(Collected data)
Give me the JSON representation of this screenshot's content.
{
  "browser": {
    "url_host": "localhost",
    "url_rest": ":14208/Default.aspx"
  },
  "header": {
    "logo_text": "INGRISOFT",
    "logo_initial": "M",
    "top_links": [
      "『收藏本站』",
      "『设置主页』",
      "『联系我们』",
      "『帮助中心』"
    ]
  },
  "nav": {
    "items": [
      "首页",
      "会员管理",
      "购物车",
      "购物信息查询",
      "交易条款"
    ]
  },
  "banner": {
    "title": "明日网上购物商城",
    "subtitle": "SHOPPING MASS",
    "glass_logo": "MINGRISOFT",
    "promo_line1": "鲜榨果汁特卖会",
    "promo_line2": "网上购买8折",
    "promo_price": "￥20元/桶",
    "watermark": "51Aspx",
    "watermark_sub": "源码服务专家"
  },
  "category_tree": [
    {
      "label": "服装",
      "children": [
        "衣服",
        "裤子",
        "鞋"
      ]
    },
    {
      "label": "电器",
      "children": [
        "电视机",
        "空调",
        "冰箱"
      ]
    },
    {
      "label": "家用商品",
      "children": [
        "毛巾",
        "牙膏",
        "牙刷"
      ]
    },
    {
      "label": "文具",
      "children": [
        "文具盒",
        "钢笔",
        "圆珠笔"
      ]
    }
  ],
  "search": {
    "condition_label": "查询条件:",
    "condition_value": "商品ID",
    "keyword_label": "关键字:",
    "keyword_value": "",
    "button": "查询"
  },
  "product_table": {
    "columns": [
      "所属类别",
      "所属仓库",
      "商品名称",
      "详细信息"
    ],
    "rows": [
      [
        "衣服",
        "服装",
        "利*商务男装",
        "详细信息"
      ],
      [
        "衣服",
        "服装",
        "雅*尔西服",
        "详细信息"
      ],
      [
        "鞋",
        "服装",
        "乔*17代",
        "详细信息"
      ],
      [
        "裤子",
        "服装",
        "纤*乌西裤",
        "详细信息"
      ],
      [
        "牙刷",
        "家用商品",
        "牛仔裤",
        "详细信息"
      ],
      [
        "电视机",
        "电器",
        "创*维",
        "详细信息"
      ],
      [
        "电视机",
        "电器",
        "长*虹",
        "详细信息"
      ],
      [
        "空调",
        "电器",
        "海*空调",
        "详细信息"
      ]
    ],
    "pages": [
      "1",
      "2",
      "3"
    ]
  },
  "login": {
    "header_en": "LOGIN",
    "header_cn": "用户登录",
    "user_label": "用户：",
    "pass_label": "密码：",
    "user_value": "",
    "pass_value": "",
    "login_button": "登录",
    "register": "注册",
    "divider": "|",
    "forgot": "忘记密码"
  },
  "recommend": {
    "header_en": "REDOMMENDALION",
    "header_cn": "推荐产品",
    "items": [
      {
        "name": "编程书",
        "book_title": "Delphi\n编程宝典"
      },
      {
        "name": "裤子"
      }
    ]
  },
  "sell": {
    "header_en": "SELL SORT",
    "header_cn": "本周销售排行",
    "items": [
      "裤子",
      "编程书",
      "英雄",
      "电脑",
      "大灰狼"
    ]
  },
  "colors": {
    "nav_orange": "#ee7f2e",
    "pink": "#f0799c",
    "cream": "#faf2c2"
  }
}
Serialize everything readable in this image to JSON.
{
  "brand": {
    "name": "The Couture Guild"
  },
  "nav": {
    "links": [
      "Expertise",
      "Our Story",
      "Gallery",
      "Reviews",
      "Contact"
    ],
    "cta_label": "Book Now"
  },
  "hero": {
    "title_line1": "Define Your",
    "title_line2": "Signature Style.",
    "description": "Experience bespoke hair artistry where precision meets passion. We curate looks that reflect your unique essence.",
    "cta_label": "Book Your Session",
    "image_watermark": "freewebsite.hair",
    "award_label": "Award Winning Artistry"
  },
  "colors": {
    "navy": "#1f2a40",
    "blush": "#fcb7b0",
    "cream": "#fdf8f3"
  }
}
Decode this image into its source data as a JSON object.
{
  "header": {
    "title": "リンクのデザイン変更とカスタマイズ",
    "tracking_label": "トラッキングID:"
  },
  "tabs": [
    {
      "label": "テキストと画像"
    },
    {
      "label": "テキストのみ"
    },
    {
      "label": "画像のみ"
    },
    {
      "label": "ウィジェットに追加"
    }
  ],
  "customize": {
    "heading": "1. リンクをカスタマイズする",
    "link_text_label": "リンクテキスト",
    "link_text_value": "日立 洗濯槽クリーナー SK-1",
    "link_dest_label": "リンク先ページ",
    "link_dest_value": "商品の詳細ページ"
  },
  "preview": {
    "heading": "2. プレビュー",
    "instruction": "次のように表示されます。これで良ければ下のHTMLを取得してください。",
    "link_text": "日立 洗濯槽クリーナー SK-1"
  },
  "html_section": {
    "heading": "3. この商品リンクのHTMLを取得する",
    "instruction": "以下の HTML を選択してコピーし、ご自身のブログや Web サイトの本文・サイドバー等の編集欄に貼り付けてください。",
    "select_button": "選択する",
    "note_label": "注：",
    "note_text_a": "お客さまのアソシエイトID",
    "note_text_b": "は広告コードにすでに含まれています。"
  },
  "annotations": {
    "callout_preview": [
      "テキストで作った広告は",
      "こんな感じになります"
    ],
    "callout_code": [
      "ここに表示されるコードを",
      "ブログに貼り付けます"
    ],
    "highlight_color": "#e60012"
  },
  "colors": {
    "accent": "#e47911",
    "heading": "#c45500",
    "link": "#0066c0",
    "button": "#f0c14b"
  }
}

Task description — Give back all the records exactly as they stand.

Reply —
Give me the JSON representation of this screenshot's content.
{
  "browser": {
    "url_host": "localhost",
    "url_rest": ":14208/Default.aspx"
  },
  "header": {
    "logo_text": "INGRISOFT",
    "logo_initial": "M",
    "top_links": [
      "『收藏本站』",
      "『设置主页』",
      "『联系我们』",
      "『帮助中心』"
    ]
  },
  "nav": {
    "items": [
      "首页",
      "会员管理",
      "购物车",
      "购物信息查询",
      "交易条款"
    ]
  },
  "banner": {
    "title": "明日网上购物商城",
    "subtitle": "SHOPPING MASS",
    "glass_logo": "MINGRISOFT",
    "promo_line1": "鲜榨果汁特卖会",
    "promo_line2": "网上购买8折",
    "promo_price": "￥20元/桶",
    "watermark": "51Aspx",
    "watermark_sub": "源码服务专家"
  },
  "category_tree": [
    {
      "label": "服装",
      "children": [
        "衣服",
        "裤子",
        "鞋"
      ]
    },
    {
      "label": "电器",
      "children": [
        "电视机",
        "空调",
        "冰箱"
      ]
    },
    {
      "label": "家用商品",
      "children": [
        "毛巾",
        "牙膏",
        "牙刷"
      ]
    },
    {
      "label": "文具",
      "children": [
        "文具盒",
        "钢笔",
        "圆珠笔"
      ]
    }
  ],
  "search": {
    "condition_label": "查询条件:",
    "condition_value": "商品ID",
    "keyword_label": "关键字:",
    "keyword_value": "",
    "button": "查询"
  },
  "product_table": {
    "columns": [
      "所属类别",
      "所属仓库",
      "商品名称",
      "详细信息"
    ],
    "rows": [
      [
        "衣服",
        "服装",
        "利*商务男装",
        "详细信息"
      ],
      [
        "衣服",
        "服装",
        "雅*尔西服",
        "详细信息"
      ],
      [
        "鞋",
        "服装",
        "乔*17代",
        "详细信息"
      ],
      [
        "裤子",
        "服装",
        "纤*乌西裤",
        "详细信息"
      ],
      [
        "牙刷",
        "家用商品",
        "牛仔裤",
        "详细信息"
      ],
      [
        "电视机",
        "电器",
        "创*维",
        "详细信息"
      ],
      [
        "电视机",
        "电器",
        "长*虹",
        "详细信息"
      ],
      [
        "空调",
        "电器",
        "海*空调",
        "详细信息"
      ]
    ],
    "pages": [
      "1",
      "2",
      "3"
    ]
  },
  "login": {
    "header_en": "LOGIN",
    "header_cn": "用户登录",
    "user_label": "用户：",
    "pass_label": "密码：",
    "user_value": "",
    "pass_value": "",
    "login_button": "登录",
    "register": "注册",
    "divider": "|",
    "forgot": "忘记密码"
  },
  "recommend": {
    "header_en": "REDOMMENDALION",
    "header_cn": "推荐产品",
    "items": [
      {
        "name": "编程书",
        "book_title": "Delphi\n编程宝典"
      },
      {
        "name": "裤子"
      }
    ]
  },
  "sell": {
    "header_en": "SELL SORT",
    "header_cn": "本周销售排行",
    "items": [
      "裤子",
      "编程书",
      "英雄",
      "电脑",
      "大灰狼"
    ]
  },
  "colors": {
    "nav_orange": "#ee7f2e",
    "pink": "#f0799c",
    "cream": "#faf2c2"
  }
}
Serialize everything readable in this image to JSON.
{
  "brand": {
    "name": "The Couture Guild"
  },
  "nav": {
    "links": [
      "Expertise",
      "Our Story",
      "Gallery",
      "Reviews",
      "Contact"
    ],
    "cta_label": "Book Now"
  },
  "hero": {
    "title_line1": "Define Your",
    "title_line2": "Signature Style.",
    "description": "Experience bespoke hair artistry where precision meets passion. We curate looks that reflect your unique essence.",
    "cta_label": "Book Your Session",
    "image_watermark": "freewebsite.hair",
    "award_label": "Award Winning Artistry"
  },
  "colors": {
    "navy": "#1f2a40",
    "blush": "#fcb7b0",
    "cream": "#fdf8f3"
  }
}
Decode this image into its source data as a JSON object.
{
  "header": {
    "title": "リンクのデザイン変更とカスタマイズ",
    "tracking_label": "トラッキングID:"
  },
  "tabs": [
    {
      "label": "テキストと画像"
    },
    {
      "label": "テキストのみ"
    },
    {
      "label": "画像のみ"
    },
    {
      "label": "ウィジェットに追加"
    }
  ],
  "customize": {
    "heading": "1. リンクをカスタマイズする",
    "link_text_label": "リンクテキスト",
    "link_text_value": "日立 洗濯槽クリーナー SK-1",
    "link_dest_label": "リンク先ページ",
    "link_dest_value": "商品の詳細ページ"
  },
  "preview": {
    "heading": "2. プレビュー",
    "instruction": "次のように表示されます。これで良ければ下のHTMLを取得してください。",
    "link_text": "日立 洗濯槽クリーナー SK-1"
  },
  "html_section": {
    "heading": "3. この商品リンクのHTMLを取得する",
    "instruction": "以下の HTML を選択してコピーし、ご自身のブログや Web サイトの本文・サイドバー等の編集欄に貼り付けてください。",
    "select_button": "選択する",
    "note_label": "注：",
    "note_text_a": "お客さまのアソシエイトID",
    "note_text_b": "は広告コードにすでに含まれています。"
  },
  "annotations": {
    "callout_preview": [
      "テキストで作った広告は",
      "こんな感じになります"
    ],
    "callout_code": [
      "ここに表示されるコードを",
      "ブログに貼り付けます"
    ],
    "highlight_color": "#e60012"
  },
  "colors": {
    "accent": "#e47911",
    "heading": "#c45500",
    "link": "#0066c0",
    "button": "#f0c14b"
  }
}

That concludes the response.